**INSTRUÇÃO**.
Segundo a resenha abaixo sobre o segundo disco de Tiê, quais canções do novo trabalho são assinadas exclusivamente pela cantora?

**TRECHO SELECIONADO**.
Tiê - A Coruja e o Coração (ou o Coração da Mamãe Coruja)



Muito se falou das mudanças de sonoridade entre o primeiro e o segundo recém lançado CD da cantora Tiê, porém as mesmas podem ser analisadas pela capa. Enquanto o primeiro CD “Sweet Jardim” , todo em preto e branco apenas com o desenho de um passarinho (referência obvia) o segundo “A Coruja e o Coração” tem a capa branca, com o desenho da artista e alguns tímidos detalhes coloridos.

Se no primeiro predominava o domínio da cantora nas composições no novo apenas “For you and for me”e “Te Mereço” são assinadas exclusivamente pela artista. Não por acaso esta ultima, uma continuação de “Te valorizo” e com sonoridade mais próxima do primeiro disco, fecha o novo trabalho e serve de ponte entre ambos.

Além das parcerias nas letras desta vez são 3 as regravações (o primeiro trazia em uma nova tiragem a singela e honesta cover de “Se Enamora”), sendo duas recentes e até certo ponto óbvias: “Mapa Mundi” do Thiago Pethit e “Só sei dançar com você” da Tulipa Ruiz, ambas lançadas no ano passado. A terceira, já mais ousada eque vai dividir opiniões é o sucesso popular também recente “Você não vale Nada” (aquela mesma que você deve estar pensando). Voltarei a ela depois.

Mais parcerias, vários instrumentos, 3 Covers. Apesar de tudo as canções continuam intimistas como a do primeiro trabalho. Não sei direito mas escrevendo essa resenha me lembrei do filme “Encontros e Desencontros” da Sofia Coppola (se bem que o titulo original “Lost in Translation” vem mais a calhar).

Tiê foi feliz a expandir suas idéias. As parcerias trouxeram novas texturas e ela sabiamente conseguiu sobressair-se a elas.

“For you and for me” a única em inglês tem um clima e levada a lá Velvet Underground. Fiquei esperando Nico entrar com sua voz, mas tão imediato a canção foi se tornando uma legítima musica da Tiê.

“Hide and Seek” com participação de Helio Flanders e que antes tinha aparecido na Internet com letra totalmente em inglês agora mantem apenas o “yes” do começo (ponto pra cantora) e tem uma levada que combina com a próxima canção a já comentada cover de “Você não vale nada”.

Por trás de toda a breguice de “Você não vale nada”, Tiê deve ter percebido uma oculta delicadeza, assim como Zeca Baleiro ao regravar “Proibida pra mim” do enfadonho Charlie Brown. Poderia ser um tiro no pé, mas a bizarrice da mesma, auxiliada pela textura flamenca tornou a musica apropriada e divertida. A letra furiosa contrasta com a voz delicada da artista como se fosse aquela pessoa te dando um fora e gentilmente (ou cinicamente) dizendo que o problema e com ela e não com você. Um tapa com luvas de pelica.

**DADOS**.
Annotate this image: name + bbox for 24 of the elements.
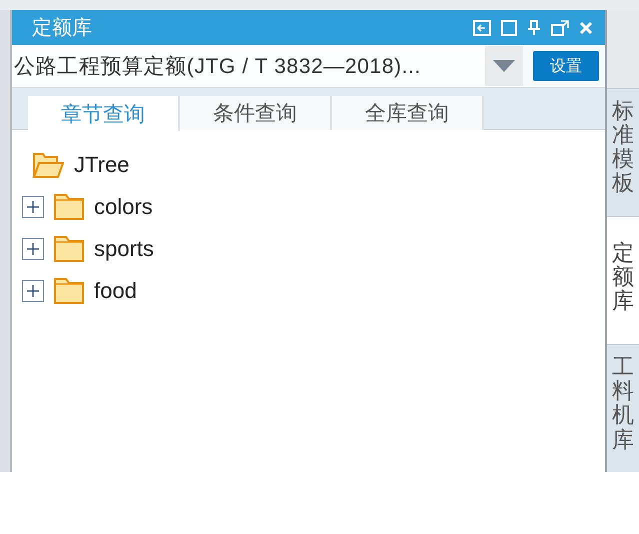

**RESPOSTA ESCRITA**.
“For you and for me” e “Te Mereço”.